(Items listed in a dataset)
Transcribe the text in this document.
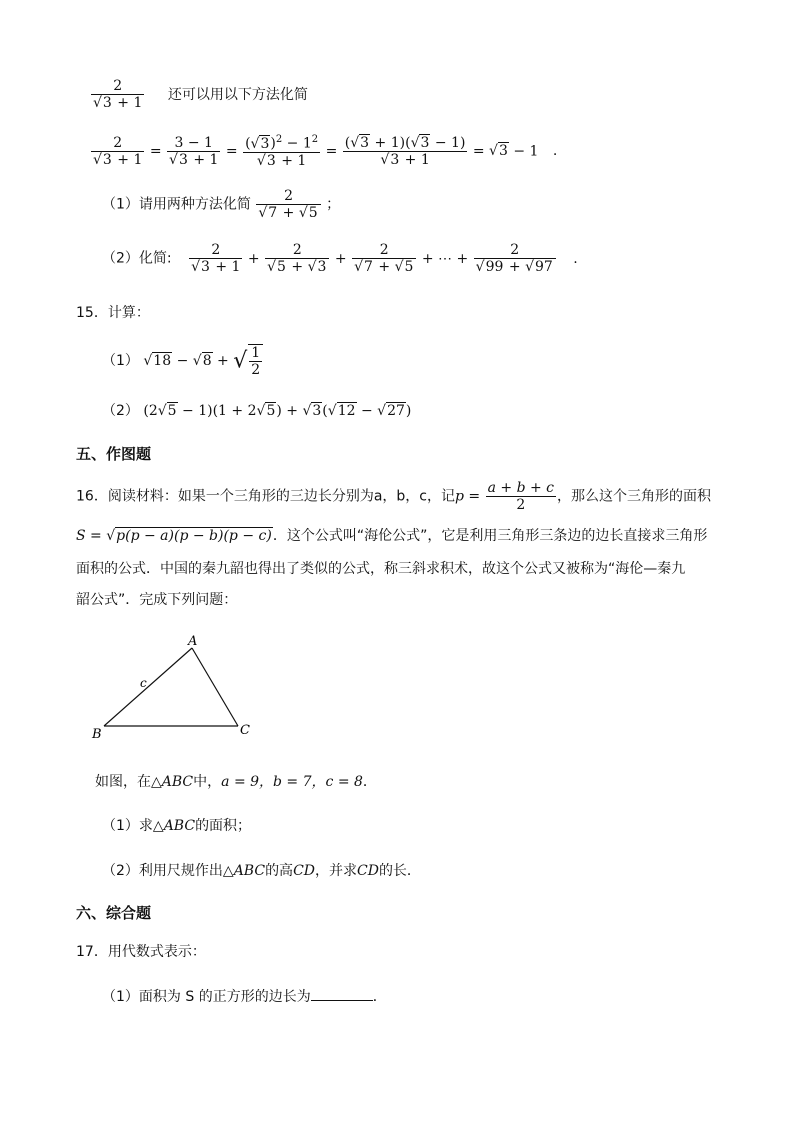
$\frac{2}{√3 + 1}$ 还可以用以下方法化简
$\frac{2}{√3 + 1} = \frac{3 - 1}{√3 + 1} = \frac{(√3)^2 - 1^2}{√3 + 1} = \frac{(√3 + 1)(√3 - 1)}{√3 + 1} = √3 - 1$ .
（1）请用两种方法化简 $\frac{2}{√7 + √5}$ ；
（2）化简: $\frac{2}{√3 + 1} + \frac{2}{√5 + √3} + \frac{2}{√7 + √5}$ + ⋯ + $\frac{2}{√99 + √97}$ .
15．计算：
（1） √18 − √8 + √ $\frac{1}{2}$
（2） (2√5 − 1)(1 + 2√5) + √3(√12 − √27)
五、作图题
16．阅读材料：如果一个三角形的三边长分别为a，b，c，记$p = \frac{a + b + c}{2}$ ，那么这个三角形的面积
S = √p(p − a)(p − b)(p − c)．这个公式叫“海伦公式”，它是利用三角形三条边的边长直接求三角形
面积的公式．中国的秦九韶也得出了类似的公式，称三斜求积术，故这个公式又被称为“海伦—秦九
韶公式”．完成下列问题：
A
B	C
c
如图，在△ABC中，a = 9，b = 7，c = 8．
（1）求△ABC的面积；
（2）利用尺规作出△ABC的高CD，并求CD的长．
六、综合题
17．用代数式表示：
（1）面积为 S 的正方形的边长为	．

...

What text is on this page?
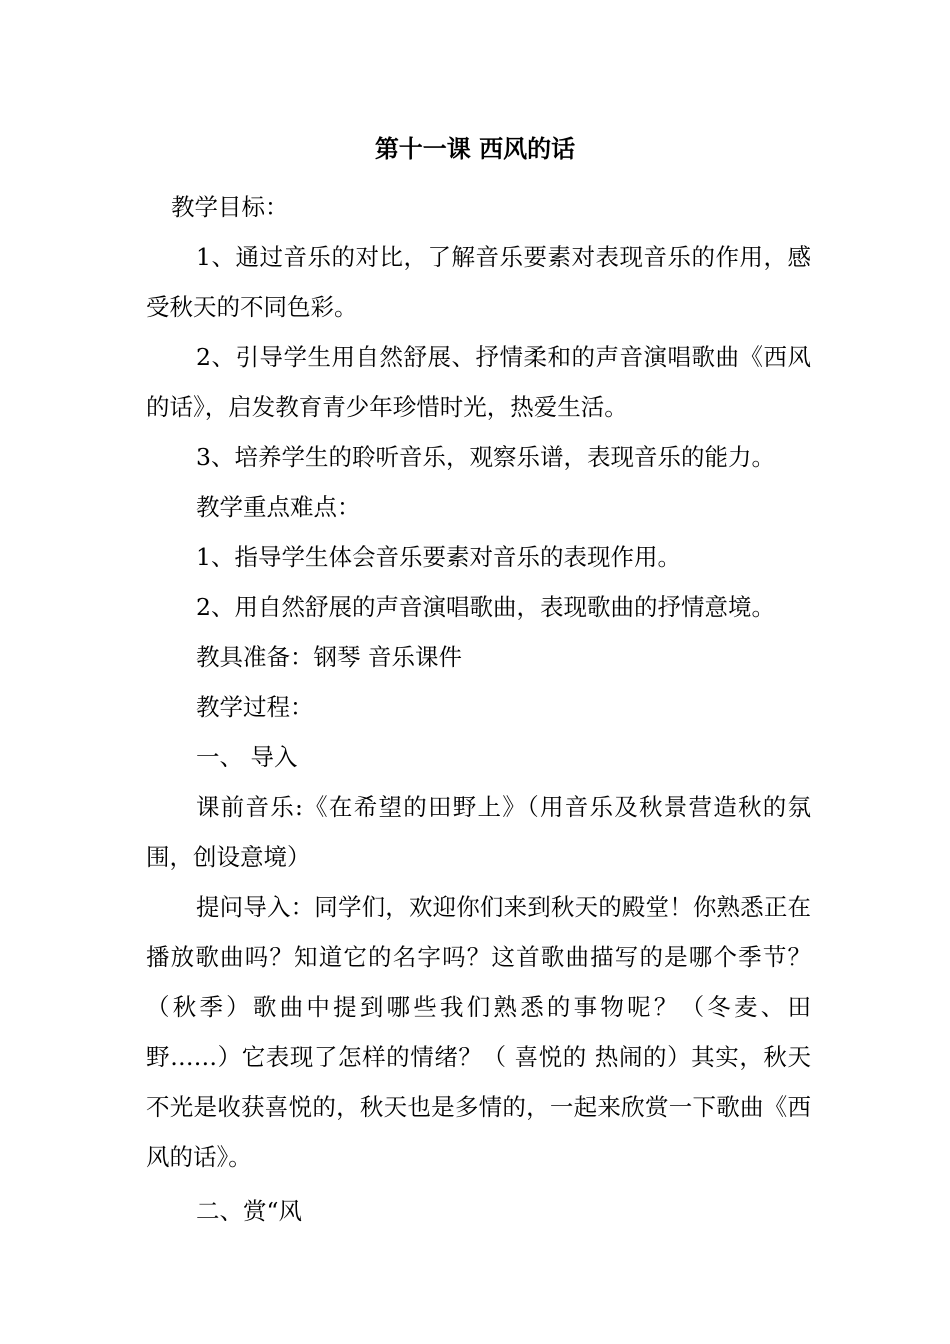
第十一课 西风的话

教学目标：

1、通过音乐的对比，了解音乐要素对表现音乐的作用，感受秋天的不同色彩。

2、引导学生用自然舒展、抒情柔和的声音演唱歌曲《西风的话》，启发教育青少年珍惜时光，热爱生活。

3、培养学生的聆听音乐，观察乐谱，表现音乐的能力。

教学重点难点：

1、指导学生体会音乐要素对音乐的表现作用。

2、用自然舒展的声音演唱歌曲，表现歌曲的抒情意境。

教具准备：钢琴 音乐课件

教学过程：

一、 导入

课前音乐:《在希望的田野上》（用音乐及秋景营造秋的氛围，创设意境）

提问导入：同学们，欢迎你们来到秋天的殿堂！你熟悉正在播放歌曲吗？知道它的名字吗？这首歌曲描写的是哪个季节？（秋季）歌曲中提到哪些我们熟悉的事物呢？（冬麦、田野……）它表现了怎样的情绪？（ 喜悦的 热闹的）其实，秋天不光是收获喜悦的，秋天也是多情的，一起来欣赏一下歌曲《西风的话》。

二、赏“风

> **Request**:
Extract each line holding the string "西风的话".

> **Complete output**:
第十一课 西风的话
2、引导学生用自然舒展、抒情柔和的声音演唱歌曲《西风的话》，启发教育青少年珍惜时光，热爱生活。
提问导入：同学们，欢迎你们来到秋天的殿堂！你熟悉正在播放歌曲吗？知道它的名字吗？这首歌曲描写的是哪个季节？（秋季）歌曲中提到哪些我们熟悉的事物呢？（冬麦、田野……）它表现了怎样的情绪？（ 喜悦的 热闹的）其实，秋天不光是收获喜悦的，秋天也是多情的，一起来欣赏一下歌曲《西风的话》。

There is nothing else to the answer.